» **WRITTEN EXERCISE**
Write out the listing in full, matching it word for word.

» **EXTRACTED ENTRIES**

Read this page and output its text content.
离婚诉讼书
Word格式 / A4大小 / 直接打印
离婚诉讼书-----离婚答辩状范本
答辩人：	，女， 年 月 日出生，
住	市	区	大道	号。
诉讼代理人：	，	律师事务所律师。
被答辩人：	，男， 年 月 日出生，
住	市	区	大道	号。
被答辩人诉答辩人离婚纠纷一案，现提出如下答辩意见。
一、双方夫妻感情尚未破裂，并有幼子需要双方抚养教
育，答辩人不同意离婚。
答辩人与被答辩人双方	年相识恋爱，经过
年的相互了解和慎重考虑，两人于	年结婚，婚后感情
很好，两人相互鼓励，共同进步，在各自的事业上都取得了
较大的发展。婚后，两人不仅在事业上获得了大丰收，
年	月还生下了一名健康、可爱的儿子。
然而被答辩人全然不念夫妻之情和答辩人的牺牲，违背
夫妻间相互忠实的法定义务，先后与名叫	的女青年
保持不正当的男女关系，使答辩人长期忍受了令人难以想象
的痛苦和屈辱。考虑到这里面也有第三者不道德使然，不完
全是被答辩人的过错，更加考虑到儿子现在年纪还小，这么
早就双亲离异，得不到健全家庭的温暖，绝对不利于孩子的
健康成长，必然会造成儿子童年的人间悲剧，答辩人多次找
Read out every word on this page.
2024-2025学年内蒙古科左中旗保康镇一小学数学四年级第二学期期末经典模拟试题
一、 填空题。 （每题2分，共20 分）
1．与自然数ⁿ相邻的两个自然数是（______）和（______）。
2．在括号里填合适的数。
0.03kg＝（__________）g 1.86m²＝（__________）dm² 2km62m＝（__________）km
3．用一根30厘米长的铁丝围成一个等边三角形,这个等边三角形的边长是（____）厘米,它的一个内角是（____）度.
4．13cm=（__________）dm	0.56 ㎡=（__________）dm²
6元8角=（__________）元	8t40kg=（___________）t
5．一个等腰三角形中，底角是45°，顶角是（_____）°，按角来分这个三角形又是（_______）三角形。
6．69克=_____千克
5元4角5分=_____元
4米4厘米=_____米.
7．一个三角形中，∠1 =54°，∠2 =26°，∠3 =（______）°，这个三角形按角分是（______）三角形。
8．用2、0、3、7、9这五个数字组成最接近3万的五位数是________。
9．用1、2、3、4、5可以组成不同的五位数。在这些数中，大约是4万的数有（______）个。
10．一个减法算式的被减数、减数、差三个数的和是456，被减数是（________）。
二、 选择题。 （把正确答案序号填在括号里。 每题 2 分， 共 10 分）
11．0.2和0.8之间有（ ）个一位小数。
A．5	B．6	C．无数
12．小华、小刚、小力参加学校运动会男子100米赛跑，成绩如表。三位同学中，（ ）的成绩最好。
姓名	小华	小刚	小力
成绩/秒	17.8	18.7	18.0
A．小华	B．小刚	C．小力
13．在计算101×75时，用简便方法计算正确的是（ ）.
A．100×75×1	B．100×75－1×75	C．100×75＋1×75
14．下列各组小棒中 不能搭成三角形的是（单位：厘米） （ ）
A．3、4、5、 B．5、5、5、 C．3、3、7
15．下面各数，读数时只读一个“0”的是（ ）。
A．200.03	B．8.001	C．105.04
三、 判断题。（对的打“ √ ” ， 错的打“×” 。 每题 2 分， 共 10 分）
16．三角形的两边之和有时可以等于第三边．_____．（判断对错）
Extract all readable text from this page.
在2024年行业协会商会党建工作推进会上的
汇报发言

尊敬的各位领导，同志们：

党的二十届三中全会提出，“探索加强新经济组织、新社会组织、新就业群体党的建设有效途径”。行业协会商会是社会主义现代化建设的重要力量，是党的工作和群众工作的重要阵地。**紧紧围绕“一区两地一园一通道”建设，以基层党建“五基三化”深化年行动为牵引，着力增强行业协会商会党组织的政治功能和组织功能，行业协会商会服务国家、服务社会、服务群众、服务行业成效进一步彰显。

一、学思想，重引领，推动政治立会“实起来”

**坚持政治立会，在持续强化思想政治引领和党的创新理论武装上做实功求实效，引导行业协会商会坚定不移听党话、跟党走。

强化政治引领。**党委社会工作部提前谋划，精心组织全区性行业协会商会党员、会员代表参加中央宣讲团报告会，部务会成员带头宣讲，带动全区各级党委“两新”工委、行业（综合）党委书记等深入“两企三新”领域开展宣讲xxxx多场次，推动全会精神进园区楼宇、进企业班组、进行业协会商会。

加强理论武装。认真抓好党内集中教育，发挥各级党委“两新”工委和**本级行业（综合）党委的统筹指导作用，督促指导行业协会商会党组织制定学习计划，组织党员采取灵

» **FINISHED ANSWER**
Read this page and output its text content.
离婚诉讼书
Word格式 / A4大小 / 直接打印
离婚诉讼书-----离婚答辩状范本
答辩人：	，女， 年 月 日出生，
住	市	区	大道	号。
诉讼代理人：	，	律师事务所律师。
被答辩人：	，男， 年 月 日出生，
住	市	区	大道	号。
被答辩人诉答辩人离婚纠纷一案，现提出如下答辩意见。
一、双方夫妻感情尚未破裂，并有幼子需要双方抚养教
育，答辩人不同意离婚。
答辩人与被答辩人双方	年相识恋爱，经过
年的相互了解和慎重考虑，两人于	年结婚，婚后感情
很好，两人相互鼓励，共同进步，在各自的事业上都取得了
较大的发展。婚后，两人不仅在事业上获得了大丰收，
年	月还生下了一名健康、可爱的儿子。
然而被答辩人全然不念夫妻之情和答辩人的牺牲，违背
夫妻间相互忠实的法定义务，先后与名叫	的女青年
保持不正当的男女关系，使答辩人长期忍受了令人难以想象
的痛苦和屈辱。考虑到这里面也有第三者不道德使然，不完
全是被答辩人的过错，更加考虑到儿子现在年纪还小，这么
早就双亲离异，得不到健全家庭的温暖，绝对不利于孩子的
健康成长，必然会造成儿子童年的人间悲剧，答辩人多次找
Read out every word on this page.
2024-2025学年内蒙古科左中旗保康镇一小学数学四年级第二学期期末经典模拟试题
一、 填空题。 （每题2分，共20 分）
1．与自然数ⁿ相邻的两个自然数是（______）和（______）。
2．在括号里填合适的数。
0.03kg＝（__________）g 1.86m²＝（__________）dm² 2km62m＝（__________）km
3．用一根30厘米长的铁丝围成一个等边三角形,这个等边三角形的边长是（____）厘米,它的一个内角是（____）度.
4．13cm=（__________）dm	0.56 ㎡=（__________）dm²
6元8角=（__________）元	8t40kg=（___________）t
5．一个等腰三角形中，底角是45°，顶角是（_____）°，按角来分这个三角形又是（_______）三角形。
6．69克=_____千克
5元4角5分=_____元
4米4厘米=_____米.
7．一个三角形中，∠1 =54°，∠2 =26°，∠3 =（______）°，这个三角形按角分是（______）三角形。
8．用2、0、3、7、9这五个数字组成最接近3万的五位数是________。
9．用1、2、3、4、5可以组成不同的五位数。在这些数中，大约是4万的数有（______）个。
10．一个减法算式的被减数、减数、差三个数的和是456，被减数是（________）。
二、 选择题。 （把正确答案序号填在括号里。 每题 2 分， 共 10 分）
11．0.2和0.8之间有（ ）个一位小数。
A．5	B．6	C．无数
12．小华、小刚、小力参加学校运动会男子100米赛跑，成绩如表。三位同学中，（ ）的成绩最好。
姓名	小华	小刚	小力
成绩/秒	17.8	18.7	18.0
A．小华	B．小刚	C．小力
13．在计算101×75时，用简便方法计算正确的是（ ）.
A．100×75×1	B．100×75－1×75	C．100×75＋1×75
14．下列各组小棒中 不能搭成三角形的是（单位：厘米） （ ）
A．3、4、5、 B．5、5、5、 C．3、3、7
15．下面各数，读数时只读一个“0”的是（ ）。
A．200.03	B．8.001	C．105.04
三、 判断题。（对的打“ √ ” ， 错的打“×” 。 每题 2 分， 共 10 分）
16．三角形的两边之和有时可以等于第三边．_____．（判断对错）
Extract all readable text from this page.
在2024年行业协会商会党建工作推进会上的
汇报发言

尊敬的各位领导，同志们：

党的二十届三中全会提出，“探索加强新经济组织、新社会组织、新就业群体党的建设有效途径”。行业协会商会是社会主义现代化建设的重要力量，是党的工作和群众工作的重要阵地。**紧紧围绕“一区两地一园一通道”建设，以基层党建“五基三化”深化年行动为牵引，着力增强行业协会商会党组织的政治功能和组织功能，行业协会商会服务国家、服务社会、服务群众、服务行业成效进一步彰显。

一、学思想，重引领，推动政治立会“实起来”

**坚持政治立会，在持续强化思想政治引领和党的创新理论武装上做实功求实效，引导行业协会商会坚定不移听党话、跟党走。

强化政治引领。**党委社会工作部提前谋划，精心组织全区性行业协会商会党员、会员代表参加中央宣讲团报告会，部务会成员带头宣讲，带动全区各级党委“两新”工委、行业（综合）党委书记等深入“两企三新”领域开展宣讲xxxx多场次，推动全会精神进园区楼宇、进企业班组、进行业协会商会。

加强理论武装。认真抓好党内集中教育，发挥各级党委“两新”工委和**本级行业（综合）党委的统筹指导作用，督促指导行业协会商会党组织制定学习计划，组织党员采取灵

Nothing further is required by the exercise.